**TASK**
Quote every line of the data below as it stands, omitting pictures.

········

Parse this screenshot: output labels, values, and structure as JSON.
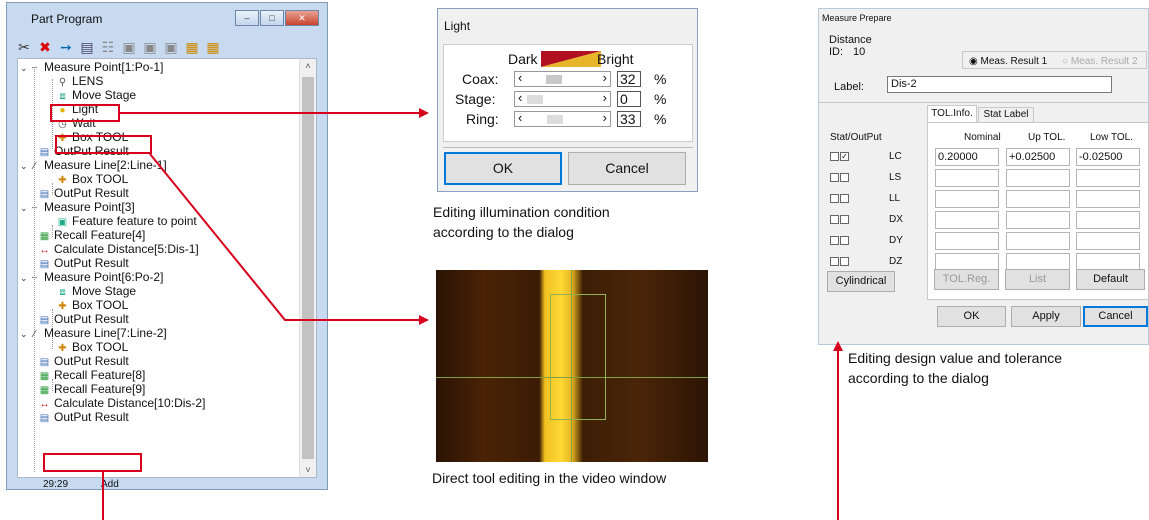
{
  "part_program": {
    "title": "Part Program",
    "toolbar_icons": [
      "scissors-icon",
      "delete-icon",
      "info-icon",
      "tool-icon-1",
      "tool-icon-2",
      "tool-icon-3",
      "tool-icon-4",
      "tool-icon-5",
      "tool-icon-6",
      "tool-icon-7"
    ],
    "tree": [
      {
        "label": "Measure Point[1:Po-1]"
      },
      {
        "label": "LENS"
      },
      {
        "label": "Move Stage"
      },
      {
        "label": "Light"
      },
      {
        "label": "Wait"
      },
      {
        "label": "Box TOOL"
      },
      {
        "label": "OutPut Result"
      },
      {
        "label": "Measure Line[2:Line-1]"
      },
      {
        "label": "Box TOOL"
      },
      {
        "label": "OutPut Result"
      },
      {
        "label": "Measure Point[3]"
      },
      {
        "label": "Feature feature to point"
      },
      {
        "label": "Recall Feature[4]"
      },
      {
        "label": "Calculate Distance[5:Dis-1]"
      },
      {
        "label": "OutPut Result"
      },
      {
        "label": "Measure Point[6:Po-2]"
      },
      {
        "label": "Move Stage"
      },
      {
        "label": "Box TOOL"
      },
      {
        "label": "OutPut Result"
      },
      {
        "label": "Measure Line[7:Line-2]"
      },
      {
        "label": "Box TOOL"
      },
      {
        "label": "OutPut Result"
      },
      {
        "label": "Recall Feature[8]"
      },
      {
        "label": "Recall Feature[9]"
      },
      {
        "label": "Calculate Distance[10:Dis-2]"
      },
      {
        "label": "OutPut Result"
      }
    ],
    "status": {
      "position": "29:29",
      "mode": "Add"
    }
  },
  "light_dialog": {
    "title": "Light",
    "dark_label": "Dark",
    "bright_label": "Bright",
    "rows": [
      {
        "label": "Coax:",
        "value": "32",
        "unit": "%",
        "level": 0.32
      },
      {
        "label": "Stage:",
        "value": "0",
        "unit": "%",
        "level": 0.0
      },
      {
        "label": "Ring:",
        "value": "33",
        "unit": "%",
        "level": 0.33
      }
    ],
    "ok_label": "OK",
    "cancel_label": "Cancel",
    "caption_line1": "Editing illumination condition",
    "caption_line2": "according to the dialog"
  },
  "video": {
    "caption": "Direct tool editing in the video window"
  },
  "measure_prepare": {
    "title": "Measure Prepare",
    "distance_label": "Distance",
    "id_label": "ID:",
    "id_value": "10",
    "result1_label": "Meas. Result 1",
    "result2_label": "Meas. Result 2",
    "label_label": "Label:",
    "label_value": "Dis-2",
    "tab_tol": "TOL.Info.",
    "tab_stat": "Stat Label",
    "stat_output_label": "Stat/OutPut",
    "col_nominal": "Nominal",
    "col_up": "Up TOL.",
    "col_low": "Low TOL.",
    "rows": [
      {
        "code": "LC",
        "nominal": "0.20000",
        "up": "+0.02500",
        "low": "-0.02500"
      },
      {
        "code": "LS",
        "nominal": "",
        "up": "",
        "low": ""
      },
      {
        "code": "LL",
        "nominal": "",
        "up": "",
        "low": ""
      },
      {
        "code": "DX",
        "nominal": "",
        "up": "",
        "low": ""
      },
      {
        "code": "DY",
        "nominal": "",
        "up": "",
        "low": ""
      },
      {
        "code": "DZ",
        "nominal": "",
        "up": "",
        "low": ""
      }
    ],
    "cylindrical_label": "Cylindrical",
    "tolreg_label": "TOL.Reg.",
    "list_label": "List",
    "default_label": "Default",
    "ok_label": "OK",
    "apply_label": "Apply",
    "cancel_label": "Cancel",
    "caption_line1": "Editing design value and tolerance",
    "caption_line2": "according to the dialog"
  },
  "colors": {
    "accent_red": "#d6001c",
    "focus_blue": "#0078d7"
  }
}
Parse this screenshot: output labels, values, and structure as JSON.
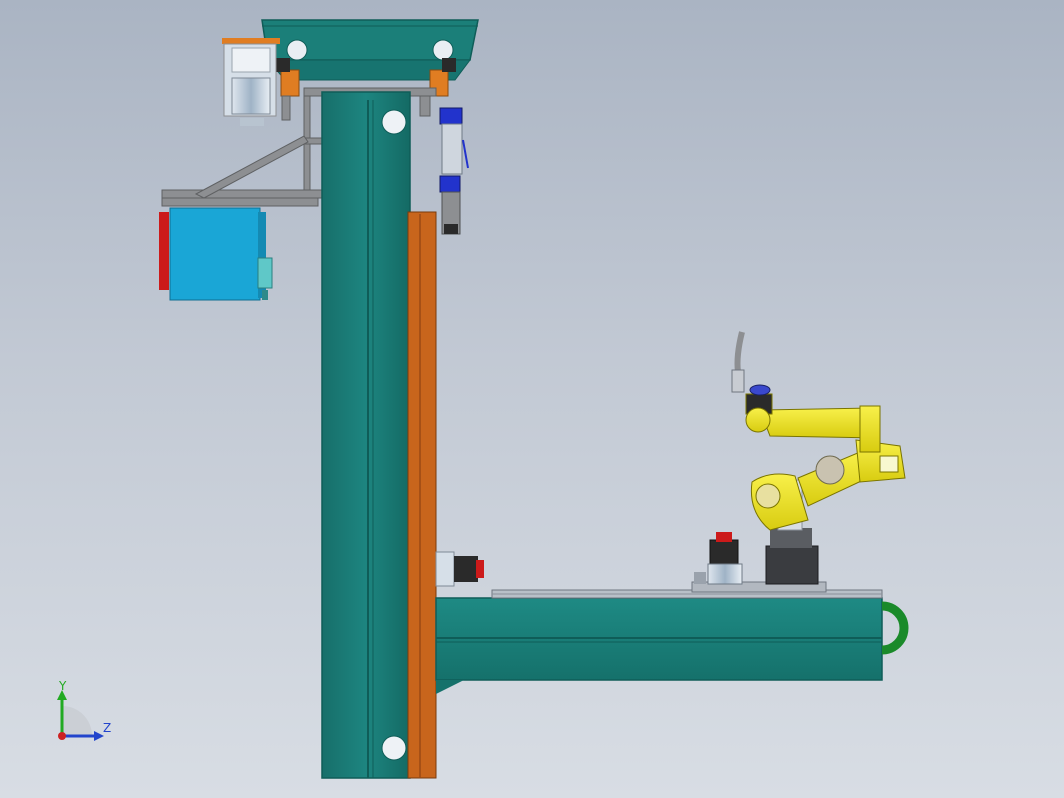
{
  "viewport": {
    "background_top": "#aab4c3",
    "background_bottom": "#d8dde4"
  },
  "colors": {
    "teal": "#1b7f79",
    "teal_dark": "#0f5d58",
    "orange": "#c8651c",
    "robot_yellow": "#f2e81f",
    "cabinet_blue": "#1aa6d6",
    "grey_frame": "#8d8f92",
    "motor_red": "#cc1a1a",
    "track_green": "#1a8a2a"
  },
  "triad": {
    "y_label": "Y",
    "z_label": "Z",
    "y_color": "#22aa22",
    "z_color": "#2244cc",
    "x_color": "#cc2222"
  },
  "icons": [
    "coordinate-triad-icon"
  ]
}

········

**PROBLEM SOLUTION**
Parse this screenshot: output labels, values, and structure as JSON.
{
  "part_program": {
    "title": "Part Program",
    "toolbar_icons": [
      "scissors-icon",
      "delete-icon",
      "info-icon",
      "tool-icon-1",
      "tool-icon-2",
      "tool-icon-3",
      "tool-icon-4",
      "tool-icon-5",
      "tool-icon-6",
      "tool-icon-7"
    ],
    "tree": [
      {
        "label": "Measure Point[1:Po-1]"
      },
      {
        "label": "LENS"
      },
      {
        "label": "Move Stage"
      },
      {
        "label": "Light"
      },
      {
        "label": "Wait"
      },
      {
        "label": "Box TOOL"
      },
      {
        "label": "OutPut Result"
      },
      {
        "label": "Measure Line[2:Line-1]"
      },
      {
        "label": "Box TOOL"
      },
      {
        "label": "OutPut Result"
      },
      {
        "label": "Measure Point[3]"
      },
      {
        "label": "Feature feature to point"
      },
      {
        "label": "Recall Feature[4]"
      },
      {
        "label": "Calculate Distance[5:Dis-1]"
      },
      {
        "label": "OutPut Result"
      },
      {
        "label": "Measure Point[6:Po-2]"
      },
      {
        "label": "Move Stage"
      },
      {
        "label": "Box TOOL"
      },
      {
        "label": "OutPut Result"
      },
      {
        "label": "Measure Line[7:Line-2]"
      },
      {
        "label": "Box TOOL"
      },
      {
        "label": "OutPut Result"
      },
      {
        "label": "Recall Feature[8]"
      },
      {
        "label": "Recall Feature[9]"
      },
      {
        "label": "Calculate Distance[10:Dis-2]"
      },
      {
        "label": "OutPut Result"
      }
    ],
    "status": {
      "position": "29:29",
      "mode": "Add"
    }
  },
  "light_dialog": {
    "title": "Light",
    "dark_label": "Dark",
    "bright_label": "Bright",
    "rows": [
      {
        "label": "Coax:",
        "value": "32",
        "unit": "%",
        "level": 0.32
      },
      {
        "label": "Stage:",
        "value": "0",
        "unit": "%",
        "level": 0.0
      },
      {
        "label": "Ring:",
        "value": "33",
        "unit": "%",
        "level": 0.33
      }
    ],
    "ok_label": "OK",
    "cancel_label": "Cancel",
    "caption_line1": "Editing illumination condition",
    "caption_line2": "according to the dialog"
  },
  "video": {
    "caption": "Direct tool editing in the video window"
  },
  "measure_prepare": {
    "title": "Measure Prepare",
    "distance_label": "Distance",
    "id_label": "ID:",
    "id_value": "10",
    "result1_label": "Meas. Result 1",
    "result2_label": "Meas. Result 2",
    "label_label": "Label:",
    "label_value": "Dis-2",
    "tab_tol": "TOL.Info.",
    "tab_stat": "Stat Label",
    "stat_output_label": "Stat/OutPut",
    "col_nominal": "Nominal",
    "col_up": "Up TOL.",
    "col_low": "Low TOL.",
    "rows": [
      {
        "code": "LC",
        "nominal": "0.20000",
        "up": "+0.02500",
        "low": "-0.02500"
      },
      {
        "code": "LS",
        "nominal": "",
        "up": "",
        "low": ""
      },
      {
        "code": "LL",
        "nominal": "",
        "up": "",
        "low": ""
      },
      {
        "code": "DX",
        "nominal": "",
        "up": "",
        "low": ""
      },
      {
        "code": "DY",
        "nominal": "",
        "up": "",
        "low": ""
      },
      {
        "code": "DZ",
        "nominal": "",
        "up": "",
        "low": ""
      }
    ],
    "cylindrical_label": "Cylindrical",
    "tolreg_label": "TOL.Reg.",
    "list_label": "List",
    "default_label": "Default",
    "ok_label": "OK",
    "apply_label": "Apply",
    "cancel_label": "Cancel",
    "caption_line1": "Editing design value and tolerance",
    "caption_line2": "according to the dialog"
  },
  "colors": {
    "accent_red": "#d6001c",
    "focus_blue": "#0078d7"
  }
}
Parse this screenshot: output labels, values, and structure as JSON.
{
  "viewport": {
    "background_top": "#aab4c3",
    "background_bottom": "#d8dde4"
  },
  "colors": {
    "teal": "#1b7f79",
    "teal_dark": "#0f5d58",
    "orange": "#c8651c",
    "robot_yellow": "#f2e81f",
    "cabinet_blue": "#1aa6d6",
    "grey_frame": "#8d8f92",
    "motor_red": "#cc1a1a",
    "track_green": "#1a8a2a"
  },
  "triad": {
    "y_label": "Y",
    "z_label": "Z",
    "y_color": "#22aa22",
    "z_color": "#2244cc",
    "x_color": "#cc2222"
  },
  "icons": [
    "coordinate-triad-icon"
  ]
}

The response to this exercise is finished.